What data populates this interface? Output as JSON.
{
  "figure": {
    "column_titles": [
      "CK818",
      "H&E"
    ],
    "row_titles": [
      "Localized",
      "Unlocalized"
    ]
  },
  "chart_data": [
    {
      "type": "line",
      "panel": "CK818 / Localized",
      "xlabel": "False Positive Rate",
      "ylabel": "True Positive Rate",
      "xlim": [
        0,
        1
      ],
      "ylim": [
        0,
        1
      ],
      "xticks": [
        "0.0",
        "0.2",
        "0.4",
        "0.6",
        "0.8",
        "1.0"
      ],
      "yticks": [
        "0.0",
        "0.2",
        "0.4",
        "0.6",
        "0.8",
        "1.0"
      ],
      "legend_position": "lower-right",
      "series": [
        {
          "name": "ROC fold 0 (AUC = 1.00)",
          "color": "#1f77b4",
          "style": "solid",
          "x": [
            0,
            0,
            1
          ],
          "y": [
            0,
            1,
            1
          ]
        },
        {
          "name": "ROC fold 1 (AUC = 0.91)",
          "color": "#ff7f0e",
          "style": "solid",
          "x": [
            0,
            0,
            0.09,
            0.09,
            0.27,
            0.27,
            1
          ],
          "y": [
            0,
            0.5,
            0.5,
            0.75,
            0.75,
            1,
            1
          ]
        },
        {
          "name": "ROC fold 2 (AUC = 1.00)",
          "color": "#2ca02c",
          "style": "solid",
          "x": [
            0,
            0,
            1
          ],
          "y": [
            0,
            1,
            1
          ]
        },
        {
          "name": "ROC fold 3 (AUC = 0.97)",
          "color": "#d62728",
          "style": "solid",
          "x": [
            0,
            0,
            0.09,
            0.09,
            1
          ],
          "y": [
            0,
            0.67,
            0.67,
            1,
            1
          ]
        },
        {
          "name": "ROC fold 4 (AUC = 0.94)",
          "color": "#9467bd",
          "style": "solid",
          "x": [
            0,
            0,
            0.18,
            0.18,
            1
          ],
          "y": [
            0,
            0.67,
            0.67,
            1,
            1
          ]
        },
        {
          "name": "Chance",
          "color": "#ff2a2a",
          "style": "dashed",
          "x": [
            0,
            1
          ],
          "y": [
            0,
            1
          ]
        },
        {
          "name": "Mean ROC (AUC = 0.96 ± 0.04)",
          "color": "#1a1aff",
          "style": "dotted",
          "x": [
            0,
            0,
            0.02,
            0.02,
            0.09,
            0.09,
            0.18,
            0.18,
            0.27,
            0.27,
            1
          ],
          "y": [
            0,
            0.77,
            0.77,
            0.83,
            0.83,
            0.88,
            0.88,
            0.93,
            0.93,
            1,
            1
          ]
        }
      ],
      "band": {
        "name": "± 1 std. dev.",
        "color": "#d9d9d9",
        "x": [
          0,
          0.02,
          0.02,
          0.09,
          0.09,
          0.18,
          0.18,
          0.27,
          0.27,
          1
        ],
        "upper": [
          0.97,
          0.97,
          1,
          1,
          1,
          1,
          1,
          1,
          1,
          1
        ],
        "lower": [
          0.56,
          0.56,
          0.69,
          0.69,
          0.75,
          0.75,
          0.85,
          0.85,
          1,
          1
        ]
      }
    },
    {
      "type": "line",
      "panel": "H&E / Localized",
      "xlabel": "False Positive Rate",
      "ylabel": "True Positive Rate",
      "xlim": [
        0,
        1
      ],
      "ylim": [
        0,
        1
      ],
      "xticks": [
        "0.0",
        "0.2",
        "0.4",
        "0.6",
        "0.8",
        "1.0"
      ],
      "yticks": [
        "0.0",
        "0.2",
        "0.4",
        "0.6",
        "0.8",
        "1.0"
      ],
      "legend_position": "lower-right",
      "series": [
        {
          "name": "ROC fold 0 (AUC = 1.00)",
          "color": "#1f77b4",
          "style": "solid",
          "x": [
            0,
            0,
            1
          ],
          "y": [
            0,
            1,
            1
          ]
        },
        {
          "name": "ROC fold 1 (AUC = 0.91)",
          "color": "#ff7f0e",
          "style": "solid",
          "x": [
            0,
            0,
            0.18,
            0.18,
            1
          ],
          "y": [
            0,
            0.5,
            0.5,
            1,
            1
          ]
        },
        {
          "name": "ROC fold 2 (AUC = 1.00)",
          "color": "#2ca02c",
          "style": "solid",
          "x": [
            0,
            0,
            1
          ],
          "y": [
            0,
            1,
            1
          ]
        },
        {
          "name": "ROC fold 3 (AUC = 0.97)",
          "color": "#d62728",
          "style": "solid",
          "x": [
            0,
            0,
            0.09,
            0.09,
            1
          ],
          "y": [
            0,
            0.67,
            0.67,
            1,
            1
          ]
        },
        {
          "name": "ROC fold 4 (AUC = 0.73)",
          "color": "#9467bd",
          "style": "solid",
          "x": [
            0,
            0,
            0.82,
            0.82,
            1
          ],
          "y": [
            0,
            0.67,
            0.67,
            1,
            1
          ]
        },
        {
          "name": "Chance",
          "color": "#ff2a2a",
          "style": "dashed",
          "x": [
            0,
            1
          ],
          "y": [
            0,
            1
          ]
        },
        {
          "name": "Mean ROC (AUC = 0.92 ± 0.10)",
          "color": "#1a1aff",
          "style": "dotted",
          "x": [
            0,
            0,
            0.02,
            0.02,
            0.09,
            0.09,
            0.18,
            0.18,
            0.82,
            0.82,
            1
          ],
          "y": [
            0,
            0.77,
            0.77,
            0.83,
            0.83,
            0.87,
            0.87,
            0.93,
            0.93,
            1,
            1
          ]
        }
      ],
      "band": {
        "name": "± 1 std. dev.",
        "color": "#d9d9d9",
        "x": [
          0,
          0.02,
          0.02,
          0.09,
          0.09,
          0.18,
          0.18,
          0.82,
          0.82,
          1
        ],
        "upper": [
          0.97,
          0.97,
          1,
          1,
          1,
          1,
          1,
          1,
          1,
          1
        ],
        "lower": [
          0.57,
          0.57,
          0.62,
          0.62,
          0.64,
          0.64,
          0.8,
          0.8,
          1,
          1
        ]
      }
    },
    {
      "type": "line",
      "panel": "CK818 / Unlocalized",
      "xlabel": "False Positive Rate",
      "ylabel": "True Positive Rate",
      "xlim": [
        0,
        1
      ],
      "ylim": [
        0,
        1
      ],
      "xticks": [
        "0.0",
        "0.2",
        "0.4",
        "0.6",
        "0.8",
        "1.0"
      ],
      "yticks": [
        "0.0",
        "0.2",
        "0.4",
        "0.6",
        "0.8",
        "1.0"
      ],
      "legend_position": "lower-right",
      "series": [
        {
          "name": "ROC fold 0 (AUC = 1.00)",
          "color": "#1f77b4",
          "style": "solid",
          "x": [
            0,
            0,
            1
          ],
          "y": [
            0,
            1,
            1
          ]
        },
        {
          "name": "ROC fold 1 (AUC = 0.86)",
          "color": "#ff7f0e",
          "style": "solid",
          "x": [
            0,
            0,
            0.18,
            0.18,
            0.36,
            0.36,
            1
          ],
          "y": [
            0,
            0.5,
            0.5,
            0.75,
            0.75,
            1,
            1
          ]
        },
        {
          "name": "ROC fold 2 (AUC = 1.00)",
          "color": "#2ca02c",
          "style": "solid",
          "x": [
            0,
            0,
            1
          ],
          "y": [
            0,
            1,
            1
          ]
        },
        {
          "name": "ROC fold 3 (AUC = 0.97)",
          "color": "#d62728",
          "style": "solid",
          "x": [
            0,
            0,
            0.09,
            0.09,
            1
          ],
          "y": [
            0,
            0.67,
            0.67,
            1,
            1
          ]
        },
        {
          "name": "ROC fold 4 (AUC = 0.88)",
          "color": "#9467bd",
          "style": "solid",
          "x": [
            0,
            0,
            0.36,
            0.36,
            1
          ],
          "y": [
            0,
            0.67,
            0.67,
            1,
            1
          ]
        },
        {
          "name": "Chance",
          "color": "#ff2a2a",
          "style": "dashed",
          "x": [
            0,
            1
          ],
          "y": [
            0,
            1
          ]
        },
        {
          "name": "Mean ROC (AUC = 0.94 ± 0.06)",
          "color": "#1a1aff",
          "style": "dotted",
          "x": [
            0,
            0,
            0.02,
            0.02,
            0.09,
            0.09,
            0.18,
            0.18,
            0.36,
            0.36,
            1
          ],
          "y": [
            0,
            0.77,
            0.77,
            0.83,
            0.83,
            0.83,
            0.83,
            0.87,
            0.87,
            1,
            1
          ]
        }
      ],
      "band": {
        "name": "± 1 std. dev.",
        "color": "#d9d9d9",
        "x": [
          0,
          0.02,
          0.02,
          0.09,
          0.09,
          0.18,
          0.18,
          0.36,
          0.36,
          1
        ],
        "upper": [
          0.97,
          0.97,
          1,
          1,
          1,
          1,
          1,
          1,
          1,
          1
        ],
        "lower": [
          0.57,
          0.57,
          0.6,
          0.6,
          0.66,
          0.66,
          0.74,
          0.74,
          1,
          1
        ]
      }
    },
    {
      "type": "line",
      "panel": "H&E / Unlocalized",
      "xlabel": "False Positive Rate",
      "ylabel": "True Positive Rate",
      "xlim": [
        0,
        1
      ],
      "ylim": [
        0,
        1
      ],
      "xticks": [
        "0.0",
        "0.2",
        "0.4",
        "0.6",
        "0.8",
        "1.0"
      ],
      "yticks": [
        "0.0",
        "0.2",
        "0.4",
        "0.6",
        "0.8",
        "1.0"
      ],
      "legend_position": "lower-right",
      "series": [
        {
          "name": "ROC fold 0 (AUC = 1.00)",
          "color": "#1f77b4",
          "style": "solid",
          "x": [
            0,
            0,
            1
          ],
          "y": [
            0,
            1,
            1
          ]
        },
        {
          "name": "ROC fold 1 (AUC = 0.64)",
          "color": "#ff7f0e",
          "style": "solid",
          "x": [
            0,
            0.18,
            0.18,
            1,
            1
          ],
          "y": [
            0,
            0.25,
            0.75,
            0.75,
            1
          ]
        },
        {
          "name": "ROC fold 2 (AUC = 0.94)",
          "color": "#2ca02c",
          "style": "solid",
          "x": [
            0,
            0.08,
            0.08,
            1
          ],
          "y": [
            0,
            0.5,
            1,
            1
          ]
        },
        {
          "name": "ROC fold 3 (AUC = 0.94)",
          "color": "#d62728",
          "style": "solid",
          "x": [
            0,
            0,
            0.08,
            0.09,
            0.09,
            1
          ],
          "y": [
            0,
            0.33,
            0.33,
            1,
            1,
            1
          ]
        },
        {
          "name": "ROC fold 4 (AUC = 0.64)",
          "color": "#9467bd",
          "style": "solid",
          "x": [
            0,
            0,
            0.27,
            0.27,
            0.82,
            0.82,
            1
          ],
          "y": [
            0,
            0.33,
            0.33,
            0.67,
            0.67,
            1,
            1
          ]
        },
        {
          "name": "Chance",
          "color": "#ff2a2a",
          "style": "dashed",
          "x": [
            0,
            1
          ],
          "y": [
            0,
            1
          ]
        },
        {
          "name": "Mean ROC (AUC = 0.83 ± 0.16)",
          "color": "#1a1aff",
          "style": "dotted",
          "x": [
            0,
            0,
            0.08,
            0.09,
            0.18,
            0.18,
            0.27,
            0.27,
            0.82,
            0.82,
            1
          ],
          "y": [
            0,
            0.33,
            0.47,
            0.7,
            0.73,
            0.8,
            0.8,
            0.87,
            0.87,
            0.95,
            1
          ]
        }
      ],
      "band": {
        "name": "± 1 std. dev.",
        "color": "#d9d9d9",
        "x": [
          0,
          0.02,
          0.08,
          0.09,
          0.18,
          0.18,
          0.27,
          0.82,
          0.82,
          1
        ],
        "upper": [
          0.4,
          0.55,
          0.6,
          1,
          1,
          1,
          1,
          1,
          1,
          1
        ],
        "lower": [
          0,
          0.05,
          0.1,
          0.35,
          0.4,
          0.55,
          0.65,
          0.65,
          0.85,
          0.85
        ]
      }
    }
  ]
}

> TASK PROMPT:
Search the data for "panel". Copy every matching line.

> TASK SOLUTION:
      "panel": "CK818 / Localized",
      "panel": "H&E / Localized",
      "panel": "CK818 / Unlocalized",
      "panel": "H&E / Unlocalized",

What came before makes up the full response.